Exercise description ▸ Pull out every line of the listing below where "true" appears.

Collected data entries:
————————

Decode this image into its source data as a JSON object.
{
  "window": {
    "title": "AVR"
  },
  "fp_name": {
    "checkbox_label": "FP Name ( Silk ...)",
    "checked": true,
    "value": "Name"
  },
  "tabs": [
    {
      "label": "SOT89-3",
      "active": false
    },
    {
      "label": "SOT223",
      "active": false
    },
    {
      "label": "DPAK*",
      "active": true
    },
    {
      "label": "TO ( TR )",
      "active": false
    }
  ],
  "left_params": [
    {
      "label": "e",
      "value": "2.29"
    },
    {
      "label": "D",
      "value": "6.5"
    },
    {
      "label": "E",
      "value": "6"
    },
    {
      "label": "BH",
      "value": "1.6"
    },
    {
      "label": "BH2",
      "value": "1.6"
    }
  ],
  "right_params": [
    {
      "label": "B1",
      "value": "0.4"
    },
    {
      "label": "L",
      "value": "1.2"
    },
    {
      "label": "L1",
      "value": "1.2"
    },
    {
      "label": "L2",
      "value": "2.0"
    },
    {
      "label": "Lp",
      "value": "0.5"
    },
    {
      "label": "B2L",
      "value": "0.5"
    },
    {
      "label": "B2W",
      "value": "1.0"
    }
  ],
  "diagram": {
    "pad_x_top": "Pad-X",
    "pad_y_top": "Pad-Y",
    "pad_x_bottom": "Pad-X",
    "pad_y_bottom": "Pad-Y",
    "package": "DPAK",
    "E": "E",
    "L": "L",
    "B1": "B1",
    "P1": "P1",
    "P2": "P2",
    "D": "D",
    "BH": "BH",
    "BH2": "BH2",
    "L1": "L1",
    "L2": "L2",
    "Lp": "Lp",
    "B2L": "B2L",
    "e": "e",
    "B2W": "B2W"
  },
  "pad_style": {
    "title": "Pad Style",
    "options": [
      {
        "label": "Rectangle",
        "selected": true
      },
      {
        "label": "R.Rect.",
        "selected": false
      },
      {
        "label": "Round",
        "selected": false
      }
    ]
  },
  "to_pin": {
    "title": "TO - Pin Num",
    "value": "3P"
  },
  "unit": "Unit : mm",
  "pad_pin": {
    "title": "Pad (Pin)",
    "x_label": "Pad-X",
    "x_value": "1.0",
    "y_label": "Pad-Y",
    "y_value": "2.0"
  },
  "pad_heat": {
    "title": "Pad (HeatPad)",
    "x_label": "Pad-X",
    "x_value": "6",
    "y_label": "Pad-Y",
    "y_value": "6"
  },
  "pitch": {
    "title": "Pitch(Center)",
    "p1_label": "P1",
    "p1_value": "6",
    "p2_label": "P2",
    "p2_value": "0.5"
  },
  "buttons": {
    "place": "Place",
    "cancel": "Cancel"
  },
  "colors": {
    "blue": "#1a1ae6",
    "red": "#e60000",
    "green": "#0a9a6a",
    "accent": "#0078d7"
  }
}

————————

Task response ▸
    "checked": true,
      "active": true
        "selected": true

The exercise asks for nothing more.